Esercizio assegnato A:
Rispondi a queste domande sul brano relativo ai romanzi con protagonista Pantera:
(i) In quale villaggio si svolge la storia di Metallo urlante?
(ii) Quale contesto storico è presente in Black flag?
(iii) Nel finale di Antracite, in quali vicende viene coinvolto Pantera?

Brano fornito:
☆ ☆ ☆

La struttura di Antracite, infine, è più tradizionale, nel senso del romanzo di stampo realistico. La trama riguarda esclusivamente le vicende del protagonista, Pantera, seguendo il filo cronologico delle sue avventure.
Un’ulteriore differenza tra i tre romanzi riguarda il rapporto tra le vicende narrate e il contesto storico di riferimento. In Metallo urlante le avventure di Pantera si svolgono in una sorta di luogo sospeso nello spazio e nel tempo. Praticamente assente ogni riferimento a ciò che accade al di fuori di Tucumcari, villaggio del selvaggio west statunitense dove si svolge la storia. Un isolamento sottolineato dal fatto che “nessuno riusciva ad abbandonare l’area condannata, il cui perimetro veniva circondato da una cortina invisibile, ma assolutamente impenetrabile”10 non appena si mettevano in cammino i dieci giganteschi e mostruosi cavalieri che Pantera era stato chiamato a fermare con i suoi poteri magici. Tucumcari più che un luogo reale è, come sostiene ancora Sebastiani, un luogo dell’immaginario che non a caso Evangelisti riprende dall’ambientazione di Per qualche dollaro in più di Sergio Leone.
In Black flag il contesto storico è ben presente, la guerra civile americana, ma le vicende narrate sono tutto sommato marginali rispetto allo svolgersi della del conflitto bellico benché finiscano per assumere un significato che trascende la loro effettiva incidenza sugli avvenimenti politico-militari dell’epoca. Con Antracite, infine, siamo catapultati direttamente nel centro della Storia con la “s” maiuscola, cosa particolarmente evidente nel finale quando Pantera viene coinvolto nelle vicende della comune di Saint Louis, sebbene controvoglia.
Il coinvolgimento, suo malgrado, nelle vicende altrui è una caratteristica tipica di Pantera, che, per certi versi, rappresenta il classico eroe riluttante. Uno di quelli, cioè, che sono “bisognosi di essere motivati o spinti all’avventura da forze esterne”.11 A differenza di questo cliché, però, il messicano è tutt’altro che passivo ed esitante. I dubbi li vedremo affiorare soprattutto in Antracite, senza che questo scalfisca la sua natura di uomo deciso, votato all’azione.

☆ ☆ ☆

Dati forniti:

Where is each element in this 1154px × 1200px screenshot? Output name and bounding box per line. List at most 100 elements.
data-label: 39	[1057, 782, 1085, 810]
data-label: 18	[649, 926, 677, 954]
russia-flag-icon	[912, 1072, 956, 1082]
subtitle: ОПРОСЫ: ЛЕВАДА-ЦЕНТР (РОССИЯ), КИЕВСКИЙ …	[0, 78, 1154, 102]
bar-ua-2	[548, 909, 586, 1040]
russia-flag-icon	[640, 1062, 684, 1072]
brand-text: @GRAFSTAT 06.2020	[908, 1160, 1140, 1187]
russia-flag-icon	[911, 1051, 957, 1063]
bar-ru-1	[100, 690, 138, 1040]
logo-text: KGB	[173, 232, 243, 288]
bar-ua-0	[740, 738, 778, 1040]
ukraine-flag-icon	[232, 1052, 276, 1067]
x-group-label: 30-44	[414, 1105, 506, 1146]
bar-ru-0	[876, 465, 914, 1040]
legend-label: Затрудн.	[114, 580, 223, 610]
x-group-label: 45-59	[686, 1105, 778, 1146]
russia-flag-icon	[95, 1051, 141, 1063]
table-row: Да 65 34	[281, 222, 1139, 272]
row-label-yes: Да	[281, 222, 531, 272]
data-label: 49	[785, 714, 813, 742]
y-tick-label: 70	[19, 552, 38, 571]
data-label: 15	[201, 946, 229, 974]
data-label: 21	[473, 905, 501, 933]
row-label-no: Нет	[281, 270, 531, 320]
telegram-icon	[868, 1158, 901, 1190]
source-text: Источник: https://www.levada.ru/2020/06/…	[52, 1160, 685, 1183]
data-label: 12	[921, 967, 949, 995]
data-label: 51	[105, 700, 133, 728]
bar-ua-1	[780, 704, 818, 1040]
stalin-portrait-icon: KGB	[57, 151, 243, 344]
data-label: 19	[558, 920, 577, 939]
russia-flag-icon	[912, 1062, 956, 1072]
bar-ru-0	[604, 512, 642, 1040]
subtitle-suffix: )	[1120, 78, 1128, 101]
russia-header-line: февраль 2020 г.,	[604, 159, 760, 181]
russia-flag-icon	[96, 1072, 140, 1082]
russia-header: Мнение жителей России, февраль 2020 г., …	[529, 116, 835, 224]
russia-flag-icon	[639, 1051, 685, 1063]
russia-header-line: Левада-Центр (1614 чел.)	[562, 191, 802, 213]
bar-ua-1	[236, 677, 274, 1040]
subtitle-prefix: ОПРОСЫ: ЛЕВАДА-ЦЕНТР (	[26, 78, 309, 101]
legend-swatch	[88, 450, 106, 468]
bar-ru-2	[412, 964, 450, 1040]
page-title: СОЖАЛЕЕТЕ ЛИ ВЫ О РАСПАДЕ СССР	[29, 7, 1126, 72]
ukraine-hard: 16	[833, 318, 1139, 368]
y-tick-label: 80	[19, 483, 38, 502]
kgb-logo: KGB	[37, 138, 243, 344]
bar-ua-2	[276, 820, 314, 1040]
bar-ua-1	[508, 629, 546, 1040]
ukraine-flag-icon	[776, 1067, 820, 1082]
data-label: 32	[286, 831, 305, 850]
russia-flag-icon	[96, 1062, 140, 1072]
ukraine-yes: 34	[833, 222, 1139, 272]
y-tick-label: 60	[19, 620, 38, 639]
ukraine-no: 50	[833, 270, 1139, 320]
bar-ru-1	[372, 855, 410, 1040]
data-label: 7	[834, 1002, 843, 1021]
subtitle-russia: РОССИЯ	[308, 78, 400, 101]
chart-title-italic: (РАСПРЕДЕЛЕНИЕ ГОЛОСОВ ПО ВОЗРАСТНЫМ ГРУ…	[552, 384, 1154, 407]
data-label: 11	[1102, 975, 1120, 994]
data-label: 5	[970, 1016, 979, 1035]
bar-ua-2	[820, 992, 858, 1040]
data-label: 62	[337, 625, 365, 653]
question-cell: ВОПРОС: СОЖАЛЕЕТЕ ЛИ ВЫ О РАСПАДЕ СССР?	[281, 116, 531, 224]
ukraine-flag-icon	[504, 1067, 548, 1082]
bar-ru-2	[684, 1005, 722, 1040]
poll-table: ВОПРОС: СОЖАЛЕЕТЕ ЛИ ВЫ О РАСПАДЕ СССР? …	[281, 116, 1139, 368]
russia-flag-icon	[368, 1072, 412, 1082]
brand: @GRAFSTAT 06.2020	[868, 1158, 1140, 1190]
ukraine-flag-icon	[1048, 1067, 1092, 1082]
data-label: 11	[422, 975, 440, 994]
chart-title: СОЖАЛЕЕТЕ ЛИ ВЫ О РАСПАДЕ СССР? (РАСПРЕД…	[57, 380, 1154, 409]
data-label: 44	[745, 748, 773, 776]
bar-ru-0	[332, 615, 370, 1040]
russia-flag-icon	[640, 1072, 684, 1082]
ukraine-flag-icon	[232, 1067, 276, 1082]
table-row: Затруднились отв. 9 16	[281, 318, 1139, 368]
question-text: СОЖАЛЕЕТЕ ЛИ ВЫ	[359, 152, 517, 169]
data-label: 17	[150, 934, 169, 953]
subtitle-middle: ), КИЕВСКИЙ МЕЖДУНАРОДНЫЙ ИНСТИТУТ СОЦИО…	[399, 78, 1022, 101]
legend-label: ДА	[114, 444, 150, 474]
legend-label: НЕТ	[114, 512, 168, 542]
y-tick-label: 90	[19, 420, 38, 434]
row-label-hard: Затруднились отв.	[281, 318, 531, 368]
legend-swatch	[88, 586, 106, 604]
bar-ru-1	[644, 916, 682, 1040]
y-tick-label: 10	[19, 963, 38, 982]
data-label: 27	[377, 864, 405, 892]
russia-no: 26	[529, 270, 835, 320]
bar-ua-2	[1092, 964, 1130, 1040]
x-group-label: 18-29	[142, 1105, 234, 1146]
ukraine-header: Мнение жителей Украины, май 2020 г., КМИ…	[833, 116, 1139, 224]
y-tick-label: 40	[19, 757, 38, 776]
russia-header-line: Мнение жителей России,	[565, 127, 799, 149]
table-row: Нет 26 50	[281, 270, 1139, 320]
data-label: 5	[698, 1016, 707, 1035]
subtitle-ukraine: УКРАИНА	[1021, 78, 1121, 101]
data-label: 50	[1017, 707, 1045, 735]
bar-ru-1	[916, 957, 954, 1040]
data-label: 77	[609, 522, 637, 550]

☆ ☆ ☆

Esercizio assegnato B: Trasforma in una tabella Markdown con le colonne N. e Contenuto le righe dei record, dalla prima fino a quella che contiene "483, 38, 502]", entrambe incluse. Numera le righe e tralascia quelle vuote.

Risposta A:
(i) A Tucumcari, villaggio del selvaggio west statunitense.
(ii) La guerra civile americana.
(iii) Nelle vicende della comune di Saint Louis.

Risposta B:
| N. | Contenuto |
|---|---|
| 1 | Where is each element in this 1154px × 1200px screenshot? Output name and bounding box per line. List at most 100 elements. |
| 2 | data-label: 39	[1057, 782, 1085, 810] |
| 3 | data-label: 18	[649, 926, 677, 954] |
| 4 | russia-flag-icon	[912, 1072, 956, 1082] |
| 5 | subtitle: ОПРОСЫ: ЛЕВАДА-ЦЕНТР (РОССИЯ), КИЕВСКИЙ …	[0, 78, 1154, 102] |
| 6 | bar-ua-2	[548, 909, 586, 1040] |
| 7 | russia-flag-icon	[640, 1062, 684, 1072] |
| 8 | brand-text: @GRAFSTAT 06.2020	[908, 1160, 1140, 1187] |
| 9 | russia-flag-icon	[911, 1051, 957, 1063] |
| 10 | bar-ru-1	[100, 690, 138, 1040] |
| 11 | logo-text: KGB	[173, 232, 243, 288] |
| 12 | bar-ua-0	[740, 738, 778, 1040] |
| 13 | ukraine-flag-icon	[232, 1052, 276, 1067] |
| 14 | x-group-label: 30-44	[414, 1105, 506, 1146] |
| 15 | bar-ru-0	[876, 465, 914, 1040] |
| 16 | legend-label: Затрудн.	[114, 580, 223, 610] |
| 17 | x-group-label: 45-59	[686, 1105, 778, 1146] |
| 18 | russia-flag-icon	[95, 1051, 141, 1063] |
| 19 | table-row: Да 65 34	[281, 222, 1139, 272] |
| 20 | row-label-yes: Да	[281, 222, 531, 272] |
| 21 | data-label: 49	[785, 714, 813, 742] |
| 22 | y-tick-label: 70	[19, 552, 38, 571] |
| 23 | data-label: 15	[201, 946, 229, 974] |
| 24 | data-label: 21	[473, 905, 501, 933] |
| 25 | row-label-no: Нет	[281, 270, 531, 320] |
| 26 | telegram-icon	[868, 1158, 901, 1190] |
| 27 | source-text: Источник: https://www.levada.ru/2020/06/…	[52, 1160, 685, 1183] |
| 28 | data-label: 12	[921, 967, 949, 995] |
| 29 | data-label: 51	[105, 700, 133, 728] |
| 30 | bar-ua-1	[780, 704, 818, 1040] |
| 31 | stalin-portrait-icon: KGB	[57, 151, 243, 344] |
| 32 | data-label: 19	[558, 920, 577, 939] |
| 33 | russia-flag-icon	[912, 1062, 956, 1072] |
| 34 | bar-ru-0	[604, 512, 642, 1040] |
| 35 | subtitle-suffix: )	[1120, 78, 1128, 101] |
| 36 | russia-header-line: февраль 2020 г.,	[604, 159, 760, 181] |
| 37 | russia-flag-icon	[96, 1072, 140, 1082] |
| 38 | russia-header: Мнение жителей России, февраль 2020 г., …	[529, 116, 835, 224] |
| 39 | russia-flag-icon	[639, 1051, 685, 1063] |
| 40 | russia-header-line: Левада-Центр (1614 чел.)	[562, 191, 802, 213] |
| 41 | bar-ua-1	[236, 677, 274, 1040] |
| 42 | subtitle-prefix: ОПРОСЫ: ЛЕВАДА-ЦЕНТР (	[26, 78, 309, 101] |
| 43 | legend-swatch	[88, 450, 106, 468] |
| 44 | bar-ru-2	[412, 964, 450, 1040] |
| 45 | page-title: СОЖАЛЕЕТЕ ЛИ ВЫ О РАСПАДЕ СССР	[29, 7, 1126, 72] |
| 46 | ukraine-hard: 16	[833, 318, 1139, 368] |
| 47 | y-tick-label: 80	[19, 483, 38, 502] |